Te maken opdrachten ::
a) Geef letterlijk het stuk uit de paginatekst terug tussen "Wat opvalt in" en "op Europese verkiezingen?", beide inbegrepen.
b) Noem alle data, bestaande uit een dag en een maand, die in de paginatekst voorkomen.
c) Met hoeveel reporters volgde de Volkskrant volgens de paginatekst ooit een persconferentie van een informateur?

Paginatekst ::
***
Wat opvalt in de wandelgangen is dat er zo weinig schrijvende journalisten rondlopen. Ooit volgde alleen al de Volkskrant een persconferentie van een informateur met veertien reporters. Nu is er bijna alleen nog televisie, en dan vooral publieke omroep. Die draait op bijna een miljard euro belastinggeld per jaar. Rechtse politici zeggen steeds openlijker dat ze er klaar mee zijn, met die ‘staatsomroep’. Pieter Omtzigt verzet zich er nog tegen, maar een rechts kabinet gaat erop beknibbelen.
NPO-medewerkers noemen zich gekscherend ‘demissionair journalist’. Soms roepen ze: ‘Met niet meer dan drie collega’s bij elkaar gaan staan, anders wordt er extra op ons bezuinigd.’ Zwarte humor, maar de schrik voor rechts zit erin. Wat dat betreft, is het slim van Van Zwol en Dijkgraaf om de vier partijleiders zo kort mogelijk vast te houden aan tafel.
Wachten op Europese verkiezingen?
Eenmaal buiten, ruiken ze de verkiezingsuitslag van 22 november weer. Hun enige optie is ‘over rechts’. De Kamer stelde de deadline van 15 mei voor deze fase van de formatie, maar 6 juni zoemt ook door het hoofd van de onderhandelaars. Op die dag worden de Europese Verkiezingen gehouden.
***
(Gegevens uit een gegevensbron)
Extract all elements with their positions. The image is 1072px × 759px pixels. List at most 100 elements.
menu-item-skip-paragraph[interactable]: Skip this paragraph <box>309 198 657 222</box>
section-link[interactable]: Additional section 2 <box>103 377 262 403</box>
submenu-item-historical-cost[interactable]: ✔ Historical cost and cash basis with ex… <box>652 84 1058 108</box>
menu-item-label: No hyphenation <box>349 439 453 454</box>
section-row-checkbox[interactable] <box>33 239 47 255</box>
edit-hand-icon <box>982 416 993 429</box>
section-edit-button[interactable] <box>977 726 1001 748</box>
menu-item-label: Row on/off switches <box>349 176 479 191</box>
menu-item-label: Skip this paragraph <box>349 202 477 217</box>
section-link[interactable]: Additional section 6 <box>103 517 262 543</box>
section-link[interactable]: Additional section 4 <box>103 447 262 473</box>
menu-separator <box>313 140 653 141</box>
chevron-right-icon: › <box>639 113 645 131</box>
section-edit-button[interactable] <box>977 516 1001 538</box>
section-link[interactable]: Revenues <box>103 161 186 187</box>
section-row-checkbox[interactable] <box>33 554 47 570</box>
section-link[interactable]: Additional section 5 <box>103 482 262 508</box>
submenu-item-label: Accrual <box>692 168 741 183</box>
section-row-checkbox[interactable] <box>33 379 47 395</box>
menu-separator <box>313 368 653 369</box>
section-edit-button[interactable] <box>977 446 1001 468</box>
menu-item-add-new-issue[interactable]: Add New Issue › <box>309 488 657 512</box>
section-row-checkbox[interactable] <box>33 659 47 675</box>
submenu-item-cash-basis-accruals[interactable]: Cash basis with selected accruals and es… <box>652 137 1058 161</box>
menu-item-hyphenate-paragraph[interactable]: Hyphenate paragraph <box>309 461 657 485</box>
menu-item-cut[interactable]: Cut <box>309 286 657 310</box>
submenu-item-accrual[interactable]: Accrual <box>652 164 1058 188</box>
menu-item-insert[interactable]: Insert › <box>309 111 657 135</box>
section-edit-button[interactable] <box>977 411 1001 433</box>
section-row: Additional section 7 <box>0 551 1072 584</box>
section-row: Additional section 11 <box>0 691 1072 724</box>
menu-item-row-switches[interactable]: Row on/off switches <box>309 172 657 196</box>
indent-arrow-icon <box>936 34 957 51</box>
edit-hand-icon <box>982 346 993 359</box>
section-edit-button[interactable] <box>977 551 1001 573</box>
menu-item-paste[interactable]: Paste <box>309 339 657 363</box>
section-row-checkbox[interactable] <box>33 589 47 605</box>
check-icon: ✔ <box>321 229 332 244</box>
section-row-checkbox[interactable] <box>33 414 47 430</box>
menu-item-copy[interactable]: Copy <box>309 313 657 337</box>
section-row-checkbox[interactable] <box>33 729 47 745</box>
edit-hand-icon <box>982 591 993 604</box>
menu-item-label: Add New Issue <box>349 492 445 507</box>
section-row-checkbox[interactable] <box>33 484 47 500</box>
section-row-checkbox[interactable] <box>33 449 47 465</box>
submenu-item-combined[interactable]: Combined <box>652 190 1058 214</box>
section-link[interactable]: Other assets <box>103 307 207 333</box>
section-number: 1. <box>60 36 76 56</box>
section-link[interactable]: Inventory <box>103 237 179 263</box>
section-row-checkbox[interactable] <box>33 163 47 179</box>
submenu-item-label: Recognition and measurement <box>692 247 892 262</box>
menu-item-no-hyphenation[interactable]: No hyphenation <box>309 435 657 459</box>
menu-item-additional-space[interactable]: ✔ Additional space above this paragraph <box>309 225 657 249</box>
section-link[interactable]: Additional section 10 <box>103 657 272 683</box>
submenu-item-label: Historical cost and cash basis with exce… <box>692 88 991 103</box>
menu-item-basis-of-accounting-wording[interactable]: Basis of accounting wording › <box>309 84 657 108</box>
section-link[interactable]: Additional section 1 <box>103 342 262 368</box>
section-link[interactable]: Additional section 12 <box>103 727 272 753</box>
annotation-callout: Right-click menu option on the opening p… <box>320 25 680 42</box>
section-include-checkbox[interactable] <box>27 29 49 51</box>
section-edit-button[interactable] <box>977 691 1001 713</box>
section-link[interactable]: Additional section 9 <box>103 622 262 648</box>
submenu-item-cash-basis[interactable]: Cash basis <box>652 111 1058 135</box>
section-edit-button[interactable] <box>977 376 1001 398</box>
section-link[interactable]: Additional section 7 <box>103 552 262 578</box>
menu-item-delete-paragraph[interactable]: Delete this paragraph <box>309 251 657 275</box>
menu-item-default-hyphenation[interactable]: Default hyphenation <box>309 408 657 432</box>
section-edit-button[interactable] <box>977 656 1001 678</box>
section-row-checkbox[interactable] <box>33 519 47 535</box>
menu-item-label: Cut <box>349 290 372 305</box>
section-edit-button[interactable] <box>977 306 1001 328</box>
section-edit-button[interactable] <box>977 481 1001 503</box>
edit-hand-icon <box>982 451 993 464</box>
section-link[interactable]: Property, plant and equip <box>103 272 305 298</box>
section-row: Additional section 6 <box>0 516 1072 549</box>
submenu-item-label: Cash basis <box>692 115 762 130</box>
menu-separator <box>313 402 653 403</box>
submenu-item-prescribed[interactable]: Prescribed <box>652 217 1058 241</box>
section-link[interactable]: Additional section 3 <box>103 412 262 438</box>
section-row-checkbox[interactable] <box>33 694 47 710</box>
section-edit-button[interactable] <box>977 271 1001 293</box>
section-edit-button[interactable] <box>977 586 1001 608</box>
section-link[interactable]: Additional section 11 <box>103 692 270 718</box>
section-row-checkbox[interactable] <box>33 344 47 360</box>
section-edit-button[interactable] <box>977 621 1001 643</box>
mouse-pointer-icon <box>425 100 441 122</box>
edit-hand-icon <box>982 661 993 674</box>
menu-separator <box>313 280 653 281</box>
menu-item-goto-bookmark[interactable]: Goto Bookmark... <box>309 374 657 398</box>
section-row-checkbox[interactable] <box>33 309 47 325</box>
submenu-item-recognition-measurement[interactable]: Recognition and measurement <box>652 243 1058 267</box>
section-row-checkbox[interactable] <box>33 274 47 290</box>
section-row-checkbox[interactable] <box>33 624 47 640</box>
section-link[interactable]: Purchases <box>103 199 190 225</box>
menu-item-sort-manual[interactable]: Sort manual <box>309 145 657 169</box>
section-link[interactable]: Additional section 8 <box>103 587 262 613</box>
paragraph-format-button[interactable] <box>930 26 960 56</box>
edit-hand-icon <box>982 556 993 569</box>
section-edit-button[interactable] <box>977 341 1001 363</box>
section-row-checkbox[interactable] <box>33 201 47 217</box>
***
Resultaten per opdracht ::
a)
Wat opvalt in de wandelgangen is dat er zo weinig schrijvende journalisten rondlopen. Ooit volgde alleen al de Volkskrant een persconferentie van een informateur met veertien reporters. Nu is er bijna alleen nog televisie, en dan vooral publieke omroep. Die draait op bijna een miljard euro belastinggeld per jaar. Rechtse politici zeggen steeds openlijker dat ze er klaar mee zijn, met die ‘staatsomroep’. Pieter Omtzigt verzet zich er nog tegen, maar een rechts kabinet gaat erop beknibbelen.
NPO-medewerkers noemen zich gekscherend ‘demissionair journalist’. Soms roepen ze: ‘Met niet meer dan drie collega’s bij elkaar gaan staan, anders wordt er extra op ons bezuinigd.’ Zwarte humor, maar de schrik voor rechts zit erin. Wat dat betreft, is het slim van Van Zwol en Dijkgraaf om de vier partijleiders zo kort mogelijk vast te houden aan tafel.
Wachten op Europese verkiezingen?

b) 22 november, 15 mei, 6 juni

c) Met veertien reporters.